Extracted records:
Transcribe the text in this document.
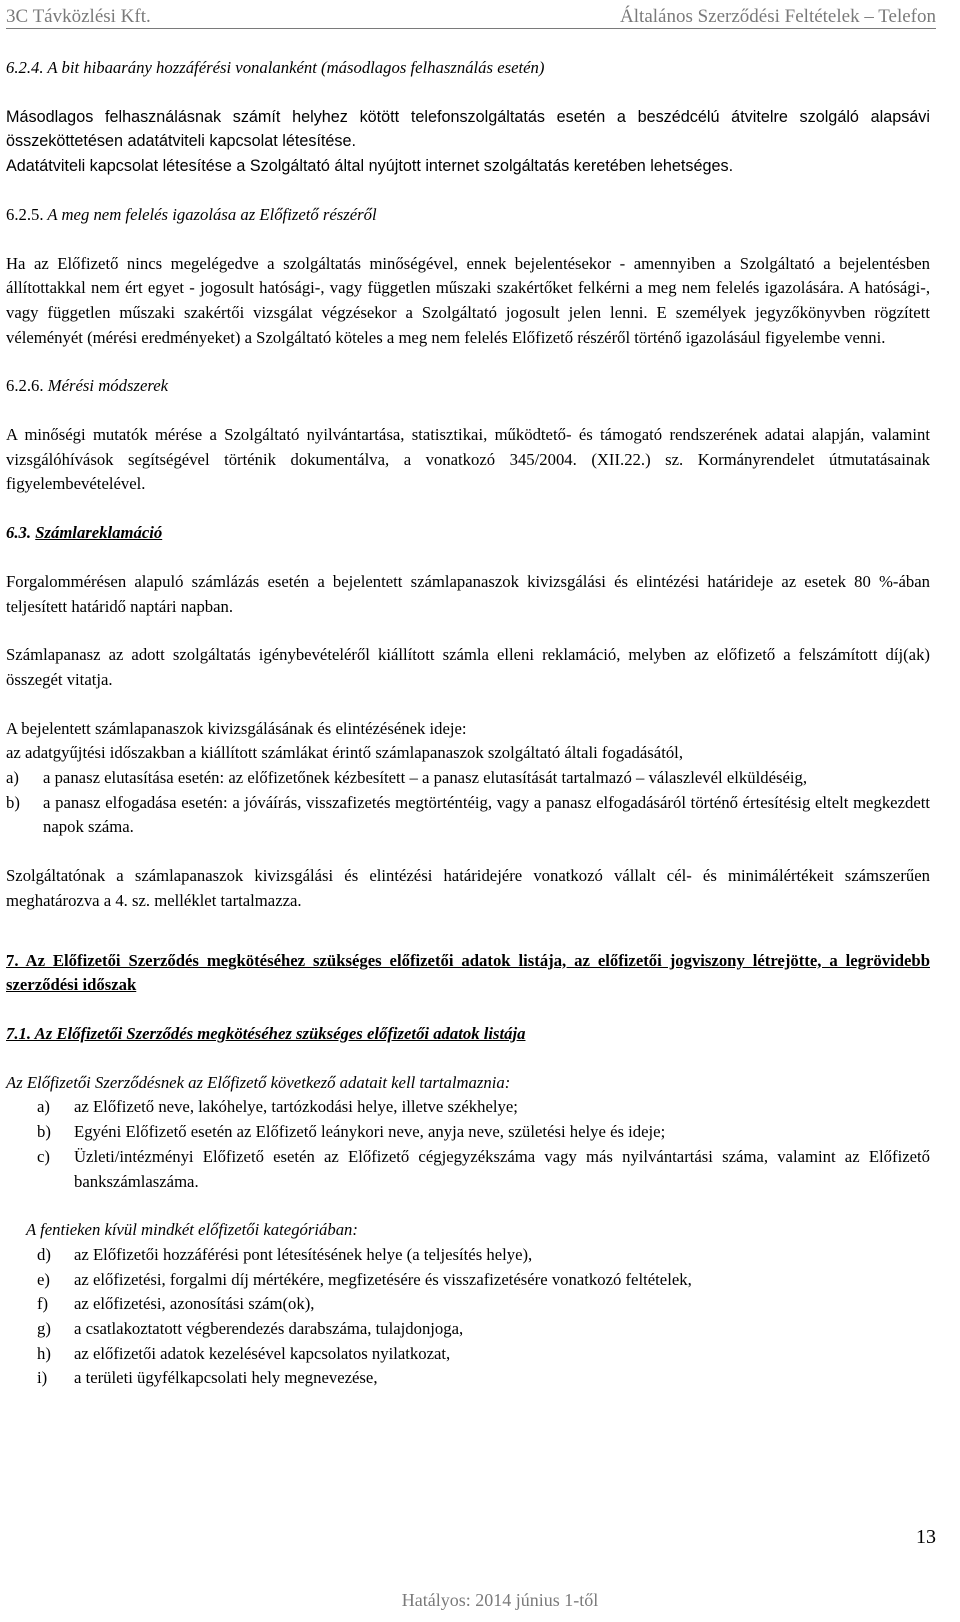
3C Távközlési Kft.	Általános Szerződési Feltételek – Telefon

6.2.4. A bit hibaarány hozzáférési vonalanként (másodlagos felhasználás esetén)

Másodlagos felhasználásnak számít helyhez kötött telefonszolgáltatás esetén a beszédcélú átvitelre szolgáló alapsávi összeköttetésen adatátviteli kapcsolat létesítése.

Adatátviteli kapcsolat létesítése a Szolgáltató által nyújtott internet szolgáltatás keretében lehetséges.

6.2.5. A meg nem felelés igazolása az Előfizető részéről

Ha az Előfizető nincs megelégedve a szolgáltatás minőségével, ennek bejelentésekor - amennyiben a Szolgáltató a bejelentésben állítottakkal nem ért egyet - jogosult hatósági-, vagy független műszaki szakértőket felkérni a meg nem felelés igazolására. A hatósági-, vagy független műszaki szakértői vizsgálat végzésekor a Szolgáltató jogosult jelen lenni. E személyek jegyzőkönyvben rögzített véleményét (mérési eredményeket) a Szolgáltató köteles a meg nem felelés Előfizető részéről történő igazolásául figyelembe venni.

6.2.6. Mérési módszerek

A minőségi mutatók mérése a Szolgáltató nyilvántartása, statisztikai, működtető- és támogató rendszerének adatai alapján, valamint vizsgálóhívások segítségével történik dokumentálva, a vonatkozó 345/2004. (XII.22.) sz. Kormányrendelet útmutatásainak figyelembevételével.

6.3. Számlareklamáció

Forgalommérésen alapuló számlázás esetén a bejelentett számlapanaszok kivizsgálási és elintézési határideje az esetek 80 %-ában teljesített határidő naptári napban.

Számlapanasz az adott szolgáltatás igénybevételéről kiállított számla elleni reklamáció, melyben az előfizető a felszámított díj(ak) összegét vitatja.

A bejelentett számlapanaszok kivizsgálásának és elintézésének ideje:

az adatgyűjtési időszakban a kiállított számlákat érintő számlapanaszok szolgáltató általi fogadásától,

a)	a panasz elutasítása esetén: az előfizetőnek kézbesített – a panasz elutasítását tartalmazó – válaszlevél elküldéséig,
b)	a panasz elfogadása esetén: a jóváírás, visszafizetés megtörténtéig, vagy a panasz elfogadásáról történő értesítésig eltelt megkezdett napok száma.

Szolgáltatónak a számlapanaszok kivizsgálási és elintézési határidejére vonatkozó vállalt cél- és minimálértékeit számszerűen meghatározva a 4. sz. melléklet tartalmazza.

7. Az Előfizetői Szerződés megkötéséhez szükséges előfizetői adatok listája, az előfizetői jogviszony létrejötte, a legrövidebb szerződési időszak

7.1. Az Előfizetői Szerződés megkötéséhez szükséges előfizetői adatok listája

Az Előfizetői Szerződésnek az Előfizető következő adatait kell tartalmaznia:

a)	az Előfizető neve, lakóhelye, tartózkodási helye, illetve székhelye;
b)	Egyéni Előfizető esetén az Előfizető leánykori neve, anyja neve, születési helye és ideje;
c)	Üzleti/intézményi Előfizető esetén az Előfizető cégjegyzékszáma vagy más nyilvántartási száma, valamint az Előfizető bankszámlaszáma.

A fentieken kívül mindkét előfizetői kategóriában:

d)	az Előfizetői hozzáférési pont létesítésének helye (a teljesítés helye),
e)	az előfizetési, forgalmi díj mértékére, megfizetésére és visszafizetésére vonatkozó feltételek,
f)	az előfizetési, azonosítási szám(ok),
g)	a csatlakoztatott végberendezés darabszáma, tulajdonjoga,
h)	az előfizetői adatok kezelésével kapcsolatos nyilatkozat,
i)	a területi ügyfélkapcsolati hely megnevezése,
13
Hatályos: 2014 június 1-től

INSTRUCTION: Collect each line holding the string "adatok".

SOLVED EXERCISE:
7. Az Előfizetői Szerződés megkötéséhez szükséges előfizetői adatok listája, az előfizetői jogviszony létrejötte, a legrövidebb szerződési időszak
7.1. Az Előfizetői Szerződés megkötéséhez szükséges előfizetői adatok listája
h)	az előfizetői adatok kezelésével kapcsolatos nyilatkozat,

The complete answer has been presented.